§ **Goal**
Copy every line that mentions the word "směrování".

§ **Stored data**

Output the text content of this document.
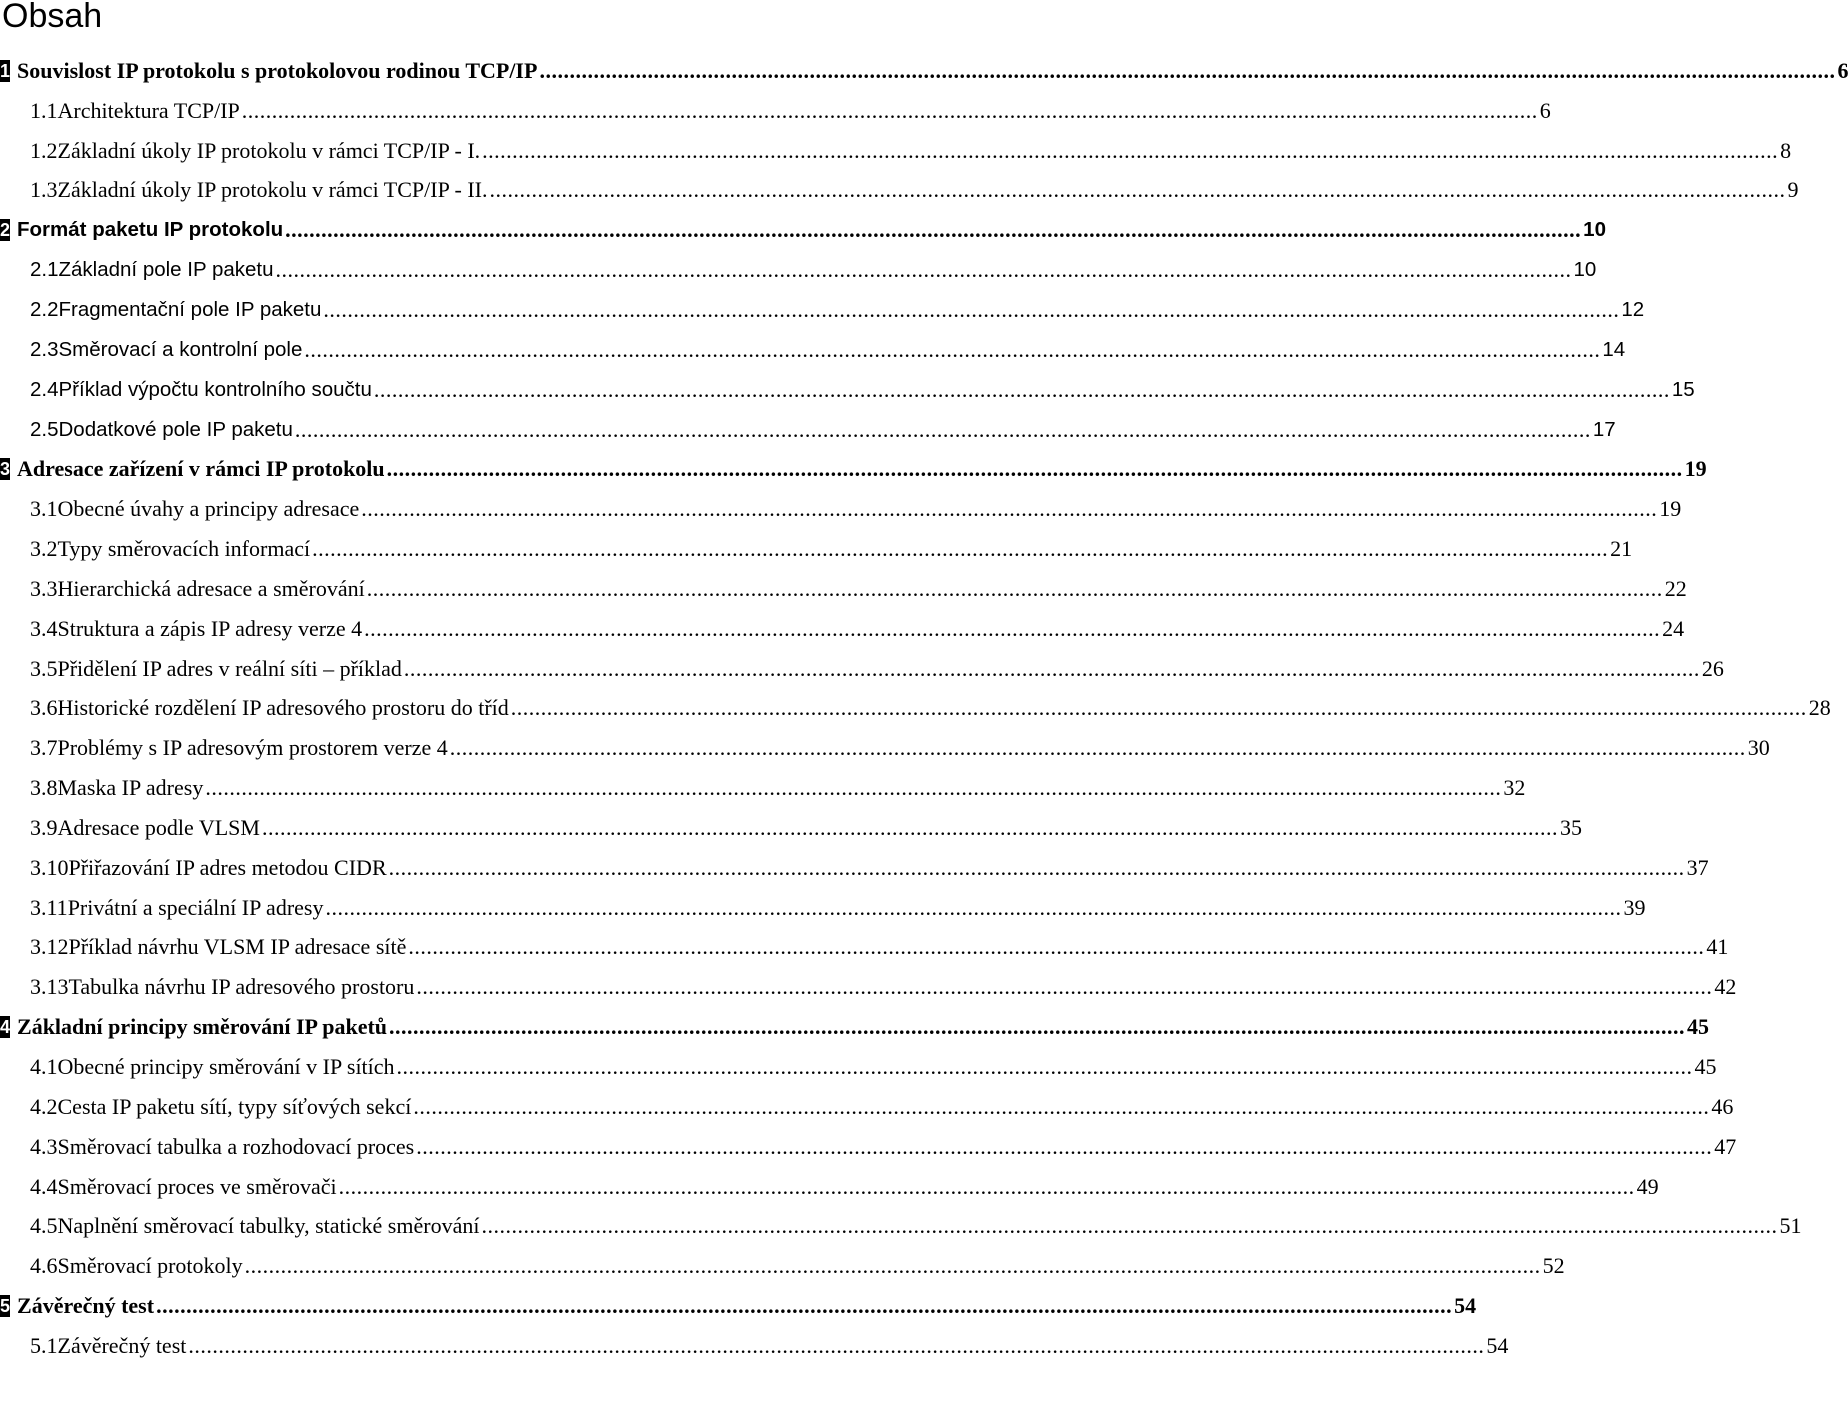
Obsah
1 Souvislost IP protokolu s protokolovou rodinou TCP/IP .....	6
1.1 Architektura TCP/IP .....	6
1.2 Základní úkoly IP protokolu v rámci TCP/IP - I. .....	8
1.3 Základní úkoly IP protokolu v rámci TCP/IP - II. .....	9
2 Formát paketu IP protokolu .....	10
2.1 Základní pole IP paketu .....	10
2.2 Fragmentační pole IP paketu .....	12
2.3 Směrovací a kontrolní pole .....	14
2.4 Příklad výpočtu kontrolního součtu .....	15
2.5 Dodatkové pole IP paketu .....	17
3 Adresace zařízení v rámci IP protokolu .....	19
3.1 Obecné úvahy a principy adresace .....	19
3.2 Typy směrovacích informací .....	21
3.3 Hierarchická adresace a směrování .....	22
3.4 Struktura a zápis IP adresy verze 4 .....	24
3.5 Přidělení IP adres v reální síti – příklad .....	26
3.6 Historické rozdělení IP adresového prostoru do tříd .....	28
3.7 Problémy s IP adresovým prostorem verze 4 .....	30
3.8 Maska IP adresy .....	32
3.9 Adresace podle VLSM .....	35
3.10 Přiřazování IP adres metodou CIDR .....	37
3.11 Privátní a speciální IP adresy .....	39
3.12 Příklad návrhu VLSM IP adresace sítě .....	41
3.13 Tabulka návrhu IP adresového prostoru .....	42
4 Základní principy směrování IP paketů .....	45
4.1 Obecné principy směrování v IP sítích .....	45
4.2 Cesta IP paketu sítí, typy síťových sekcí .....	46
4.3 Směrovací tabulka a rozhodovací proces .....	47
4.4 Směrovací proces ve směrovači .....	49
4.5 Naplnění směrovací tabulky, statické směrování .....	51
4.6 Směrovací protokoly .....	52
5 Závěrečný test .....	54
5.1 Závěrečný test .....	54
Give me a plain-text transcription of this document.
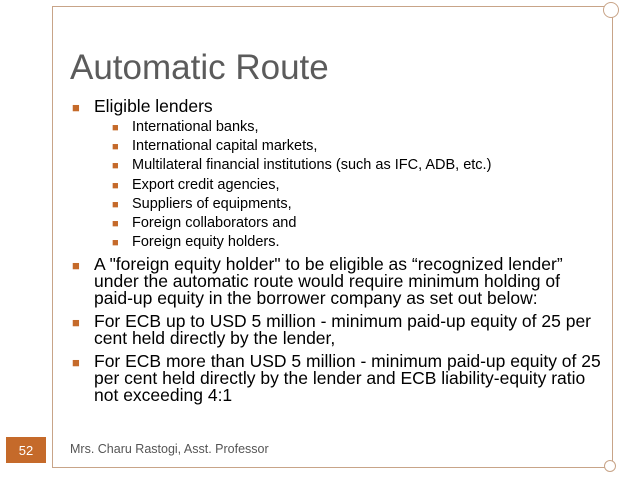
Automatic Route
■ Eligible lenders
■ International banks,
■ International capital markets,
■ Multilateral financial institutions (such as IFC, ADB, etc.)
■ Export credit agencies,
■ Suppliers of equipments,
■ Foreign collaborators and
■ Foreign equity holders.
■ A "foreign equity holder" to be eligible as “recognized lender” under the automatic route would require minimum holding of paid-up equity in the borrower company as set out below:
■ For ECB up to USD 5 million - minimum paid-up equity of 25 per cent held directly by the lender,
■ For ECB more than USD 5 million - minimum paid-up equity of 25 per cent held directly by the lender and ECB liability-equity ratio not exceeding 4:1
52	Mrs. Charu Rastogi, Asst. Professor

§ **Finished task**
3.3 Hierarchická adresace a směrování .....	22
4 Základní principy směrování IP paketů .....	45
4.1 Obecné principy směrování v IP sítích .....	45
4.5 Naplnění směrovací tabulky, statické směrování .....	51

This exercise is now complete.